Update the entries from the first one through the line containing "negative-bar-jun-15[interactable] (300, 171, 310, 222)", putting "clickable" wherever "interactable" appears and leaving everything else unchanged.

◆ Raw data
──────

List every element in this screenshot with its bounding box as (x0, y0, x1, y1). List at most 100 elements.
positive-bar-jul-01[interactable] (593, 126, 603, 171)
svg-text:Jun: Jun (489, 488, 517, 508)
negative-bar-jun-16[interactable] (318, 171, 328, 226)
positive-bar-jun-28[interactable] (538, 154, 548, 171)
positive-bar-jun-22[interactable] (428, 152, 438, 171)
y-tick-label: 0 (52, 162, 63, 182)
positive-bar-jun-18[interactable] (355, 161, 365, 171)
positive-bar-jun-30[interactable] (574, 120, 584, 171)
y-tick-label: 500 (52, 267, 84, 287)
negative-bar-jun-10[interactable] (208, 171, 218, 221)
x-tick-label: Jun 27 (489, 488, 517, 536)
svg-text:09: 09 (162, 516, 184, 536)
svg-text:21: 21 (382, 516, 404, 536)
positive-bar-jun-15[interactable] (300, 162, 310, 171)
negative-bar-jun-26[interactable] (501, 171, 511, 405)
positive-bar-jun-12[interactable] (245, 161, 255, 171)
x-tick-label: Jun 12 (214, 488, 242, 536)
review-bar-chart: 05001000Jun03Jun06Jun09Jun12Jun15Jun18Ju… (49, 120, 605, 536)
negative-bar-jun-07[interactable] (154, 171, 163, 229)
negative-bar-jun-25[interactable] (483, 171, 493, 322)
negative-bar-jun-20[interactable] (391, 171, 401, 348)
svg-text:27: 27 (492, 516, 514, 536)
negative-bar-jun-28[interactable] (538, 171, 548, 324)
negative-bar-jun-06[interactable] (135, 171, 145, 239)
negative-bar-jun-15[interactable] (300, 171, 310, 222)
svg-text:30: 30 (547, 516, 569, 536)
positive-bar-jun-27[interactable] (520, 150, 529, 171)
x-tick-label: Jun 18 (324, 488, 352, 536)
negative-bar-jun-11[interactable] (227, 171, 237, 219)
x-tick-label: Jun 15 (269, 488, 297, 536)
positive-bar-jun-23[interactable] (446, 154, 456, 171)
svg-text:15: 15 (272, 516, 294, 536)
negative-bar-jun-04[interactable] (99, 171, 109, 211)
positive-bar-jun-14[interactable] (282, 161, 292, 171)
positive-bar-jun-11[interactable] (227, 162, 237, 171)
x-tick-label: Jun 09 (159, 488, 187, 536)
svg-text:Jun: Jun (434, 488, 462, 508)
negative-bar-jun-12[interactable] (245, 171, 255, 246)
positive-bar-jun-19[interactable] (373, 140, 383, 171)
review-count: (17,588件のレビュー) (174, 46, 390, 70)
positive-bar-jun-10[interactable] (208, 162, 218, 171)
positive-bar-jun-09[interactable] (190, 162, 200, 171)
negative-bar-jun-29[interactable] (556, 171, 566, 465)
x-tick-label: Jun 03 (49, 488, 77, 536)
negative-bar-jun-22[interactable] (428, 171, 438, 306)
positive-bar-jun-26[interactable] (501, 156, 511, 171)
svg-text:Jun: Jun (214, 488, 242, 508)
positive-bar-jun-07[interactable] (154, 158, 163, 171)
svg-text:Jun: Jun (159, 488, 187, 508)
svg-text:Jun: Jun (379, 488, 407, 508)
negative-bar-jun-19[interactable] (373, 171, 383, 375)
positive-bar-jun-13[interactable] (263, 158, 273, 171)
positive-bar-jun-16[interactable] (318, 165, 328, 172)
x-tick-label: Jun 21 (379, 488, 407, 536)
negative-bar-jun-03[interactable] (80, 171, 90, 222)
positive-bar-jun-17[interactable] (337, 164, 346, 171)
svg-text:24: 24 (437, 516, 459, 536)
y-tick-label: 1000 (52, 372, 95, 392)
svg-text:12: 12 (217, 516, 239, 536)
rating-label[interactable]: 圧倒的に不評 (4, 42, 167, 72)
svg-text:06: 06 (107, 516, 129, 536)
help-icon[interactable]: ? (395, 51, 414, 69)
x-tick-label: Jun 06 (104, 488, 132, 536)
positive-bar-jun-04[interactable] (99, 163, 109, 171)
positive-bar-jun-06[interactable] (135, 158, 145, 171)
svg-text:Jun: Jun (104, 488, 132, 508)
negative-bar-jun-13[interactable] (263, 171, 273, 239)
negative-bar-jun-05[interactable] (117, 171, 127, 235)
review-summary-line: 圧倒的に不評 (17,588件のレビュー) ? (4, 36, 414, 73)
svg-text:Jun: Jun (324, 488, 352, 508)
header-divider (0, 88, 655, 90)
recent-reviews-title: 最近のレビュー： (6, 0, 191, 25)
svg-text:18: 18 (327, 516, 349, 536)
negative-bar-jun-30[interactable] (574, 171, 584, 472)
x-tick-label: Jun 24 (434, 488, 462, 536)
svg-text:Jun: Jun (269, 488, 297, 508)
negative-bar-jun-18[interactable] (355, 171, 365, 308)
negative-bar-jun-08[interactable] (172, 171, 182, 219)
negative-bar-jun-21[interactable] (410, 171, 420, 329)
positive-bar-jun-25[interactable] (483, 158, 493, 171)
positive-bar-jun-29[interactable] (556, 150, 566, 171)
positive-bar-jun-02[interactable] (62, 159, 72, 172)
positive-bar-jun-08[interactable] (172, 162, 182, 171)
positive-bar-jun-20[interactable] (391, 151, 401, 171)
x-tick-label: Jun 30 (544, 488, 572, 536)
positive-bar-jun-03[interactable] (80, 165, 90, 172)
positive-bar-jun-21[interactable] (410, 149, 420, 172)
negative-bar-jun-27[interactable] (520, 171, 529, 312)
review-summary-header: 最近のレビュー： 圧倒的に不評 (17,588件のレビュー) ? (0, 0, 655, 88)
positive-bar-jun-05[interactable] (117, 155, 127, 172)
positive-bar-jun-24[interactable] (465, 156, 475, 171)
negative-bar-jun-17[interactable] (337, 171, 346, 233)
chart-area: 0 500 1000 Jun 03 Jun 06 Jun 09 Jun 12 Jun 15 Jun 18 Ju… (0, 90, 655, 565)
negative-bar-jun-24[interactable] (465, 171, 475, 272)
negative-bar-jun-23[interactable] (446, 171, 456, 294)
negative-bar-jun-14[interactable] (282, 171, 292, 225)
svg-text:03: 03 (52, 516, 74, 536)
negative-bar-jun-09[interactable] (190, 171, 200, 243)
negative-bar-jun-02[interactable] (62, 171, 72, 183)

──────

◆ Response for this exercise
List every element in this screenshot with its bounding box as (x0, y0, x1, y1). List at most 100 elements.
positive-bar-jul-01[clickable] (593, 126, 603, 171)
svg-text:Jun: Jun (489, 488, 517, 508)
negative-bar-jun-16[clickable] (318, 171, 328, 226)
positive-bar-jun-28[clickable] (538, 154, 548, 171)
positive-bar-jun-22[clickable] (428, 152, 438, 171)
y-tick-label: 0 (52, 162, 63, 182)
positive-bar-jun-18[clickable] (355, 161, 365, 171)
positive-bar-jun-30[clickable] (574, 120, 584, 171)
y-tick-label: 500 (52, 267, 84, 287)
negative-bar-jun-10[clickable] (208, 171, 218, 221)
x-tick-label: Jun 27 (489, 488, 517, 536)
svg-text:09: 09 (162, 516, 184, 536)
svg-text:21: 21 (382, 516, 404, 536)
positive-bar-jun-15[clickable] (300, 162, 310, 171)
negative-bar-jun-26[clickable] (501, 171, 511, 405)
positive-bar-jun-12[clickable] (245, 161, 255, 171)
x-tick-label: Jun 12 (214, 488, 242, 536)
review-bar-chart: 05001000Jun03Jun06Jun09Jun12Jun15Jun18Ju… (49, 120, 605, 536)
negative-bar-jun-07[clickable] (154, 171, 163, 229)
negative-bar-jun-25[clickable] (483, 171, 493, 322)
negative-bar-jun-20[clickable] (391, 171, 401, 348)
svg-text:27: 27 (492, 516, 514, 536)
negative-bar-jun-28[clickable] (538, 171, 548, 324)
negative-bar-jun-06[clickable] (135, 171, 145, 239)
negative-bar-jun-15[clickable] (300, 171, 310, 222)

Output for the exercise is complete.